▶ [What is needed]: Reproduce all entries precisely as they are written.

Stored records
>> Begin

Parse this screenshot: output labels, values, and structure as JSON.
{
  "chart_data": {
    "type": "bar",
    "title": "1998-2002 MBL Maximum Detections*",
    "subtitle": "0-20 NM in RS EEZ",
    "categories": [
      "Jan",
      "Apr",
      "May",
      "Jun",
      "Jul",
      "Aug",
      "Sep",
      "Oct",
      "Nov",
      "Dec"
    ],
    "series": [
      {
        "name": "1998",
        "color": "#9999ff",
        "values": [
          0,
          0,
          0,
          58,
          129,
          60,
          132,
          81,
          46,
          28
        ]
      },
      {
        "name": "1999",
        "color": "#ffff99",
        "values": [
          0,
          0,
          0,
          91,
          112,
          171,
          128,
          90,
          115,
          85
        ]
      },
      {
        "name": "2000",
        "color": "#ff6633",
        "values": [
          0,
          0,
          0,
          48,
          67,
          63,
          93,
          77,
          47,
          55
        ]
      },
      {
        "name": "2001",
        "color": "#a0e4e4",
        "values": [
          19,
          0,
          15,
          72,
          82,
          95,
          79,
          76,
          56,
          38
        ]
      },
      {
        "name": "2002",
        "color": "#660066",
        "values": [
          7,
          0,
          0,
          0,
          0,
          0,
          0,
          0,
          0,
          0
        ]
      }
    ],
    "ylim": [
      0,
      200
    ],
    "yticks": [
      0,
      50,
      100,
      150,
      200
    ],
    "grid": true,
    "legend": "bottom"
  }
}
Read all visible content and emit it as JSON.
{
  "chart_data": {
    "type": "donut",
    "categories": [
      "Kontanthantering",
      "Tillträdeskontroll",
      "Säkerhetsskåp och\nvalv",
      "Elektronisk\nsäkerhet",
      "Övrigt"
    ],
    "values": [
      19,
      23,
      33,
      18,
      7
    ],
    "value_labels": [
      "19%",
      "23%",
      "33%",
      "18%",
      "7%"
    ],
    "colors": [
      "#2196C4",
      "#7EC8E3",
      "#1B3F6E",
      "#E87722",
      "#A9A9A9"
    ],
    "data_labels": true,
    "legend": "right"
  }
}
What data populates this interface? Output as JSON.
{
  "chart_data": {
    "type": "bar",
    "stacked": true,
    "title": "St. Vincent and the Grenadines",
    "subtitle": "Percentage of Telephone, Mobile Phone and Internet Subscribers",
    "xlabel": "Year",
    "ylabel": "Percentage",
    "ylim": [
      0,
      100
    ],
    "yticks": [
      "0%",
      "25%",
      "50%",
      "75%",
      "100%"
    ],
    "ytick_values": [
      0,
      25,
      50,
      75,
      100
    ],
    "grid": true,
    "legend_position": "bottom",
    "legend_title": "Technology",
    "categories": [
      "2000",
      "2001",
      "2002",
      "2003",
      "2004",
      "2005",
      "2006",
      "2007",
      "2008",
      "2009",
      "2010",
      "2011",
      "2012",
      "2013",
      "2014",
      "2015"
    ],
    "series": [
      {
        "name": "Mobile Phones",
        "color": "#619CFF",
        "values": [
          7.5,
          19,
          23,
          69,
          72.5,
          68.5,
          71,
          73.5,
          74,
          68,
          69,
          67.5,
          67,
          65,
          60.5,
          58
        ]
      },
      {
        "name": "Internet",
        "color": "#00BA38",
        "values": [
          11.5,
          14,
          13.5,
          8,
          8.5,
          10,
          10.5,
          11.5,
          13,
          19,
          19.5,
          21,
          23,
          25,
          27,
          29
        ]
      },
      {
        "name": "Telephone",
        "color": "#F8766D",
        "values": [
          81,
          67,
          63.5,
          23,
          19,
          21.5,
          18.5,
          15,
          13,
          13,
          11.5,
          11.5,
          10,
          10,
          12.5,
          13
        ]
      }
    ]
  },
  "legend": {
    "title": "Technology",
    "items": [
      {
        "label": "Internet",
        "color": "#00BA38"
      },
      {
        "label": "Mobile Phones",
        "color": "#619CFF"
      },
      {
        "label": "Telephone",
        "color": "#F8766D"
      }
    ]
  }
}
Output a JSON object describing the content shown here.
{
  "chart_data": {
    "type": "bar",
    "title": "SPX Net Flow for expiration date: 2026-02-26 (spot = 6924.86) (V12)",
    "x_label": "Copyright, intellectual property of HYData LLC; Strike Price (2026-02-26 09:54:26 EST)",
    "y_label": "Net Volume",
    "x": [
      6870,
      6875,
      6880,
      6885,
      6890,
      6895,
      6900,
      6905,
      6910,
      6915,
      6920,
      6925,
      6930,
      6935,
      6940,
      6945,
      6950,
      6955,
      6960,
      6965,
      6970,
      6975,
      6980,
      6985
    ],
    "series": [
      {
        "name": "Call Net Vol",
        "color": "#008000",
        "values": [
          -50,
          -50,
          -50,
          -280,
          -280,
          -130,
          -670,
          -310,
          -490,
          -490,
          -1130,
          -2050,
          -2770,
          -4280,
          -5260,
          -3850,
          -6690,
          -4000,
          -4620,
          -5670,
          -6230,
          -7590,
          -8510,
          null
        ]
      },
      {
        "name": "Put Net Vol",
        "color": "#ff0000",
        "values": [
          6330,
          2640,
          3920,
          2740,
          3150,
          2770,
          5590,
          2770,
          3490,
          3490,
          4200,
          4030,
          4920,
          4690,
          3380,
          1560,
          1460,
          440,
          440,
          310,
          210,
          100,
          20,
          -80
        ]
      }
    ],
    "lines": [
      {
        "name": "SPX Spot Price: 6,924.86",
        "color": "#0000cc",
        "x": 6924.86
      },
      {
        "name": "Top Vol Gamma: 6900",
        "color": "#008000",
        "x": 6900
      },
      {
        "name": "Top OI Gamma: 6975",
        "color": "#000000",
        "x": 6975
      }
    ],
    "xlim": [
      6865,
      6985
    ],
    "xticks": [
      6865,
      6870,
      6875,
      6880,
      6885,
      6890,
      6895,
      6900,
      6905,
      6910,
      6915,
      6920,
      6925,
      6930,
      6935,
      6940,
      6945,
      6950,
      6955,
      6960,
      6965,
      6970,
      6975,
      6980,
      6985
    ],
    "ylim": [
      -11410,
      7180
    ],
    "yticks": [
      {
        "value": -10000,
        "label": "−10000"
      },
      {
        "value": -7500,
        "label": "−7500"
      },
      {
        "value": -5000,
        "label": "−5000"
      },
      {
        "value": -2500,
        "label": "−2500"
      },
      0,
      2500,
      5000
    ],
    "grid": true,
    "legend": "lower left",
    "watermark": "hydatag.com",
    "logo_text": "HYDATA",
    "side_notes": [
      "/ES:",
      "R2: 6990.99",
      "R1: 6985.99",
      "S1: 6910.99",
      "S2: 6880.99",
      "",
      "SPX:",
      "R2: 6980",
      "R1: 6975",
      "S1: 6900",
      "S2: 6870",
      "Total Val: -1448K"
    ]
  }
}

>> End

▶ [Reply to the exercise]:
Parse this screenshot: output labels, values, and structure as JSON.
{
  "chart_data": {
    "type": "bar",
    "title": "1998-2002 MBL Maximum Detections*",
    "subtitle": "0-20 NM in RS EEZ",
    "categories": [
      "Jan",
      "Apr",
      "May",
      "Jun",
      "Jul",
      "Aug",
      "Sep",
      "Oct",
      "Nov",
      "Dec"
    ],
    "series": [
      {
        "name": "1998",
        "color": "#9999ff",
        "values": [
          0,
          0,
          0,
          58,
          129,
          60,
          132,
          81,
          46,
          28
        ]
      },
      {
        "name": "1999",
        "color": "#ffff99",
        "values": [
          0,
          0,
          0,
          91,
          112,
          171,
          128,
          90,
          115,
          85
        ]
      },
      {
        "name": "2000",
        "color": "#ff6633",
        "values": [
          0,
          0,
          0,
          48,
          67,
          63,
          93,
          77,
          47,
          55
        ]
      },
      {
        "name": "2001",
        "color": "#a0e4e4",
        "values": [
          19,
          0,
          15,
          72,
          82,
          95,
          79,
          76,
          56,
          38
        ]
      },
      {
        "name": "2002",
        "color": "#660066",
        "values": [
          7,
          0,
          0,
          0,
          0,
          0,
          0,
          0,
          0,
          0
        ]
      }
    ],
    "ylim": [
      0,
      200
    ],
    "yticks": [
      0,
      50,
      100,
      150,
      200
    ],
    "grid": true,
    "legend": "bottom"
  }
}
Read all visible content and emit it as JSON.
{
  "chart_data": {
    "type": "donut",
    "categories": [
      "Kontanthantering",
      "Tillträdeskontroll",
      "Säkerhetsskåp och\nvalv",
      "Elektronisk\nsäkerhet",
      "Övrigt"
    ],
    "values": [
      19,
      23,
      33,
      18,
      7
    ],
    "value_labels": [
      "19%",
      "23%",
      "33%",
      "18%",
      "7%"
    ],
    "colors": [
      "#2196C4",
      "#7EC8E3",
      "#1B3F6E",
      "#E87722",
      "#A9A9A9"
    ],
    "data_labels": true,
    "legend": "right"
  }
}
What data populates this interface? Output as JSON.
{
  "chart_data": {
    "type": "bar",
    "stacked": true,
    "title": "St. Vincent and the Grenadines",
    "subtitle": "Percentage of Telephone, Mobile Phone and Internet Subscribers",
    "xlabel": "Year",
    "ylabel": "Percentage",
    "ylim": [
      0,
      100
    ],
    "yticks": [
      "0%",
      "25%",
      "50%",
      "75%",
      "100%"
    ],
    "ytick_values": [
      0,
      25,
      50,
      75,
      100
    ],
    "grid": true,
    "legend_position": "bottom",
    "legend_title": "Technology",
    "categories": [
      "2000",
      "2001",
      "2002",
      "2003",
      "2004",
      "2005",
      "2006",
      "2007",
      "2008",
      "2009",
      "2010",
      "2011",
      "2012",
      "2013",
      "2014",
      "2015"
    ],
    "series": [
      {
        "name": "Mobile Phones",
        "color": "#619CFF",
        "values": [
          7.5,
          19,
          23,
          69,
          72.5,
          68.5,
          71,
          73.5,
          74,
          68,
          69,
          67.5,
          67,
          65,
          60.5,
          58
        ]
      },
      {
        "name": "Internet",
        "color": "#00BA38",
        "values": [
          11.5,
          14,
          13.5,
          8,
          8.5,
          10,
          10.5,
          11.5,
          13,
          19,
          19.5,
          21,
          23,
          25,
          27,
          29
        ]
      },
      {
        "name": "Telephone",
        "color": "#F8766D",
        "values": [
          81,
          67,
          63.5,
          23,
          19,
          21.5,
          18.5,
          15,
          13,
          13,
          11.5,
          11.5,
          10,
          10,
          12.5,
          13
        ]
      }
    ]
  },
  "legend": {
    "title": "Technology",
    "items": [
      {
        "label": "Internet",
        "color": "#00BA38"
      },
      {
        "label": "Mobile Phones",
        "color": "#619CFF"
      },
      {
        "label": "Telephone",
        "color": "#F8766D"
      }
    ]
  }
}
Output a JSON object describing the content shown here.
{
  "chart_data": {
    "type": "bar",
    "title": "SPX Net Flow for expiration date: 2026-02-26 (spot = 6924.86) (V12)",
    "x_label": "Copyright, intellectual property of HYData LLC; Strike Price (2026-02-26 09:54:26 EST)",
    "y_label": "Net Volume",
    "x": [
      6870,
      6875,
      6880,
      6885,
      6890,
      6895,
      6900,
      6905,
      6910,
      6915,
      6920,
      6925,
      6930,
      6935,
      6940,
      6945,
      6950,
      6955,
      6960,
      6965,
      6970,
      6975,
      6980,
      6985
    ],
    "series": [
      {
        "name": "Call Net Vol",
        "color": "#008000",
        "values": [
          -50,
          -50,
          -50,
          -280,
          -280,
          -130,
          -670,
          -310,
          -490,
          -490,
          -1130,
          -2050,
          -2770,
          -4280,
          -5260,
          -3850,
          -6690,
          -4000,
          -4620,
          -5670,
          -6230,
          -7590,
          -8510,
          null
        ]
      },
      {
        "name": "Put Net Vol",
        "color": "#ff0000",
        "values": [
          6330,
          2640,
          3920,
          2740,
          3150,
          2770,
          5590,
          2770,
          3490,
          3490,
          4200,
          4030,
          4920,
          4690,
          3380,
          1560,
          1460,
          440,
          440,
          310,
          210,
          100,
          20,
          -80
        ]
      }
    ],
    "lines": [
      {
        "name": "SPX Spot Price: 6,924.86",
        "color": "#0000cc",
        "x": 6924.86
      },
      {
        "name": "Top Vol Gamma: 6900",
        "color": "#008000",
        "x": 6900
      },
      {
        "name": "Top OI Gamma: 6975",
        "color": "#000000",
        "x": 6975
      }
    ],
    "xlim": [
      6865,
      6985
    ],
    "xticks": [
      6865,
      6870,
      6875,
      6880,
      6885,
      6890,
      6895,
      6900,
      6905,
      6910,
      6915,
      6920,
      6925,
      6930,
      6935,
      6940,
      6945,
      6950,
      6955,
      6960,
      6965,
      6970,
      6975,
      6980,
      6985
    ],
    "ylim": [
      -11410,
      7180
    ],
    "yticks": [
      {
        "value": -10000,
        "label": "−10000"
      },
      {
        "value": -7500,
        "label": "−7500"
      },
      {
        "value": -5000,
        "label": "−5000"
      },
      {
        "value": -2500,
        "label": "−2500"
      },
      0,
      2500,
      5000
    ],
    "grid": true,
    "legend": "lower left",
    "watermark": "hydatag.com",
    "logo_text": "HYDATA",
    "side_notes": [
      "/ES:",
      "R2: 6990.99",
      "R1: 6985.99",
      "S1: 6910.99",
      "S2: 6880.99",
      "",
      "SPX:",
      "R2: 6980",
      "R1: 6975",
      "S1: 6900",
      "S2: 6870",
      "Total Val: -1448K"
    ]
  }
}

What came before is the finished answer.